Your task: Only a number is wanted here: the number of lines of the data that include "browser".

# Data provided start

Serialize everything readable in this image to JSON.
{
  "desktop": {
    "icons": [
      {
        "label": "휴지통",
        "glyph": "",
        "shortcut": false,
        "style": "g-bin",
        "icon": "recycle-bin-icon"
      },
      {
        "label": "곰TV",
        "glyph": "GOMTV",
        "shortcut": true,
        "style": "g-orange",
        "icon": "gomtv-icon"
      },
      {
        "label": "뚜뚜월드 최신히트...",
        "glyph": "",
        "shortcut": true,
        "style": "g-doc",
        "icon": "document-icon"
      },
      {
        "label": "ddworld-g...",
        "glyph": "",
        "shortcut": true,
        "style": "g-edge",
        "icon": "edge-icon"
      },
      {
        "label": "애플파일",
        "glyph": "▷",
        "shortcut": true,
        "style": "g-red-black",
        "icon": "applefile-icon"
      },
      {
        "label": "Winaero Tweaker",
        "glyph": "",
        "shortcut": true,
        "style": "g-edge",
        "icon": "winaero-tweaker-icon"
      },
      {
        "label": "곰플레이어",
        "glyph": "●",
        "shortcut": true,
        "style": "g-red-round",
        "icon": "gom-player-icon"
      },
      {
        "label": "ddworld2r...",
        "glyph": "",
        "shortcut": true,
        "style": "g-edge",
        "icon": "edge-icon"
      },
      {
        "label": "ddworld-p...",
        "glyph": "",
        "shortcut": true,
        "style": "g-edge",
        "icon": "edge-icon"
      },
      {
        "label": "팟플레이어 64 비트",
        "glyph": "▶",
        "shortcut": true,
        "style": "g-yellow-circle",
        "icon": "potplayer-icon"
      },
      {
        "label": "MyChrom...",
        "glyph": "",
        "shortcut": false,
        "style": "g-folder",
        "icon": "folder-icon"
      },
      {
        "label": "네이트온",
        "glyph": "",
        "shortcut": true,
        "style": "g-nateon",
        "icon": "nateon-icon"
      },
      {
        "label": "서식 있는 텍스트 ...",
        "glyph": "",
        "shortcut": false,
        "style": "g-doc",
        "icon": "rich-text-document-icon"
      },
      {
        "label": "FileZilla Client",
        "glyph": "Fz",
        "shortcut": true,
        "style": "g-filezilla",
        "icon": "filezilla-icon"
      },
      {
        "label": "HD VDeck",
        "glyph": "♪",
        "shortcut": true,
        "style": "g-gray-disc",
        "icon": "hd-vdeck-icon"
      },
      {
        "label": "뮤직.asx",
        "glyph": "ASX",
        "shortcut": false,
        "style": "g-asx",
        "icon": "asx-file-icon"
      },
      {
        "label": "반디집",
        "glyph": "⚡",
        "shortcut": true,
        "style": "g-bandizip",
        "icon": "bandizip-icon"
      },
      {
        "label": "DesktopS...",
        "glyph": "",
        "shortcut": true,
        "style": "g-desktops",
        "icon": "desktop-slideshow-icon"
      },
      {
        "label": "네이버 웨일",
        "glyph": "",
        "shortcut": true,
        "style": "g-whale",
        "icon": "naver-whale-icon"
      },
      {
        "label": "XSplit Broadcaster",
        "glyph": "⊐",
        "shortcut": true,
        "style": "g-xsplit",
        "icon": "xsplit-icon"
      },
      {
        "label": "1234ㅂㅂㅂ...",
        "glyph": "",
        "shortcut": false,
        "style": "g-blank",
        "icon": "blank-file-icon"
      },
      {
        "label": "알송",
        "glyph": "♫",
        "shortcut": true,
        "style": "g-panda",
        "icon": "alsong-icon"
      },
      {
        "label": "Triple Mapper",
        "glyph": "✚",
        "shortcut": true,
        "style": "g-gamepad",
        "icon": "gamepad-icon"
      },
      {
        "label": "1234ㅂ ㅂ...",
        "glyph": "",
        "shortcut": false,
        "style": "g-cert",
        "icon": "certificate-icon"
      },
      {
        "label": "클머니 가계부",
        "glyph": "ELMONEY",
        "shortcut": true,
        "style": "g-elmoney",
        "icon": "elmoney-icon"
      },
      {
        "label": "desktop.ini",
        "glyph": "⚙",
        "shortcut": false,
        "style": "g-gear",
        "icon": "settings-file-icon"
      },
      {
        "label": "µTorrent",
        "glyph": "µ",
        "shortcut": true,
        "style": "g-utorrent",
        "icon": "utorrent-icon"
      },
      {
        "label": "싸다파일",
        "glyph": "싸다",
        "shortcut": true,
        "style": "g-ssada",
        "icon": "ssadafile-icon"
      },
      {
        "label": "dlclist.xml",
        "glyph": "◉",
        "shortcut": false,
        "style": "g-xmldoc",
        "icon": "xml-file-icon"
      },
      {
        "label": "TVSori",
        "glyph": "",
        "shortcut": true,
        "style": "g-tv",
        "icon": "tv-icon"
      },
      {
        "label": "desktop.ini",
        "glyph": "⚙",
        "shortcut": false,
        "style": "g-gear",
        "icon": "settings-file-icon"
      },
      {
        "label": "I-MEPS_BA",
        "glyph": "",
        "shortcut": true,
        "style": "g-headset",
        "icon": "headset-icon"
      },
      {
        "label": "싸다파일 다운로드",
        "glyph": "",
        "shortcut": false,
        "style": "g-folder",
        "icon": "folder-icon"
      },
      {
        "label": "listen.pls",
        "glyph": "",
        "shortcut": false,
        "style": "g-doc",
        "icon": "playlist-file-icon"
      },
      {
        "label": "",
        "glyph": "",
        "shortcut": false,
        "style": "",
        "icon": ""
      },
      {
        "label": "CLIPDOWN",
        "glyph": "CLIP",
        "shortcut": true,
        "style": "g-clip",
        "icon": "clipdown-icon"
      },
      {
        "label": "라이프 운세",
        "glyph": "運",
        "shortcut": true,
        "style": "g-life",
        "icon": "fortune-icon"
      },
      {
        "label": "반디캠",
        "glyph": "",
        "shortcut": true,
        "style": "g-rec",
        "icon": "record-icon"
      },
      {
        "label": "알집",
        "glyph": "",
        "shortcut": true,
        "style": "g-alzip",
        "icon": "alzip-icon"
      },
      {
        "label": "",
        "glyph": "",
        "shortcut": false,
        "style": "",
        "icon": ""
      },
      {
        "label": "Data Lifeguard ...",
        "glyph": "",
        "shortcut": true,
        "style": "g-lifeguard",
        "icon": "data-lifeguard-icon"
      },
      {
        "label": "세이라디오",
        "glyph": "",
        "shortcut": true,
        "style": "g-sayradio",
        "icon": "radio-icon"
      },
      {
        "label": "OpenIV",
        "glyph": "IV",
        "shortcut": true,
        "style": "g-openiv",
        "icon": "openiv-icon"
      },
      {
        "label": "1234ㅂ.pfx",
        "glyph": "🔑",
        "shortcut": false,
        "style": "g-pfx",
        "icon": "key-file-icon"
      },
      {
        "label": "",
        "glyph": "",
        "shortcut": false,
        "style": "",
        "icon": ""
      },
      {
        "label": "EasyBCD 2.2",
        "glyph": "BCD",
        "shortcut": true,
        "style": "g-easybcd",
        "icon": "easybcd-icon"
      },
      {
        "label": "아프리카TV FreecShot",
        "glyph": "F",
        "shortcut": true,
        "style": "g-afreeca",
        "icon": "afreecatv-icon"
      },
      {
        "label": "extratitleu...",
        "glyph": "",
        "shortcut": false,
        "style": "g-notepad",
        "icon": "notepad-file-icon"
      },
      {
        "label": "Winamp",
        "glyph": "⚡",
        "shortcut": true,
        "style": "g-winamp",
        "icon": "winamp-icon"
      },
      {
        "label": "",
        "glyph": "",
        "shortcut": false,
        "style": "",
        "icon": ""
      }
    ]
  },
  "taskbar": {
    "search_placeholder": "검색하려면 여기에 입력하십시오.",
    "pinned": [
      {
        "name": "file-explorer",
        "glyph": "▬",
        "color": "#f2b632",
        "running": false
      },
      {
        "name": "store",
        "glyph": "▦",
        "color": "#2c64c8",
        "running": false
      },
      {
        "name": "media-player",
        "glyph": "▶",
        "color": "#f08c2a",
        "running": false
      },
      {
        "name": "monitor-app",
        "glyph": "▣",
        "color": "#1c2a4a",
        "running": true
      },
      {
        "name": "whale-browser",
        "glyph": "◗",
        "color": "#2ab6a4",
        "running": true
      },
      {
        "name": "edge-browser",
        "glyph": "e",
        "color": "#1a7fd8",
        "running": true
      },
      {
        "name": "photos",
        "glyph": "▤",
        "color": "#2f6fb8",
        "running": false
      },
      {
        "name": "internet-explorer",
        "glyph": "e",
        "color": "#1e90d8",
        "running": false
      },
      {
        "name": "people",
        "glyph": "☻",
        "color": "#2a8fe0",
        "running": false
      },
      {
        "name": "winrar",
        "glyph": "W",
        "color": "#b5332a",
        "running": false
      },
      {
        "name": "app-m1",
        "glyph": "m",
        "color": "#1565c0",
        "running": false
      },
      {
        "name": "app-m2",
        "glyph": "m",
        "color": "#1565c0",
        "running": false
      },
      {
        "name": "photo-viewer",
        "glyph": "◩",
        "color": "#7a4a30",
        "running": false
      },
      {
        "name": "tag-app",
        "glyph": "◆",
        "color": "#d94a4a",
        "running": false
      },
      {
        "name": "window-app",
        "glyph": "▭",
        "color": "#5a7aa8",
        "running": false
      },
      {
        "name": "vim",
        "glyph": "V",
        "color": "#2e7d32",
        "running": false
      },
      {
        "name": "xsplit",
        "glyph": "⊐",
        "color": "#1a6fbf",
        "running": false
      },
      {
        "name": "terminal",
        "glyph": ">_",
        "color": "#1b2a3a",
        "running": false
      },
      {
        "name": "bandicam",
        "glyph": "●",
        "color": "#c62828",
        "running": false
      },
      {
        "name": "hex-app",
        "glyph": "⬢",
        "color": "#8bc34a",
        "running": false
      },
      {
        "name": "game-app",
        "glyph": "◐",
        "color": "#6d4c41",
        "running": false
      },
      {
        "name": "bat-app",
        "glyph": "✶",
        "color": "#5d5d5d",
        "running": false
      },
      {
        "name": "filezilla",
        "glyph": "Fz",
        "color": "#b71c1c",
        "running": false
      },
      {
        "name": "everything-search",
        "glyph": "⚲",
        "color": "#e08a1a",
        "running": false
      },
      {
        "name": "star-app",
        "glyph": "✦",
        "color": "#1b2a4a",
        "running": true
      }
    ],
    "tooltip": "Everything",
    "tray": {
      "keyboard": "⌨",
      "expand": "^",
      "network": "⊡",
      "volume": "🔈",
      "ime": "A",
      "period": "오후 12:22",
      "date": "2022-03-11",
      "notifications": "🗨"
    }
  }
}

# Data provided end

Solution for this task: 2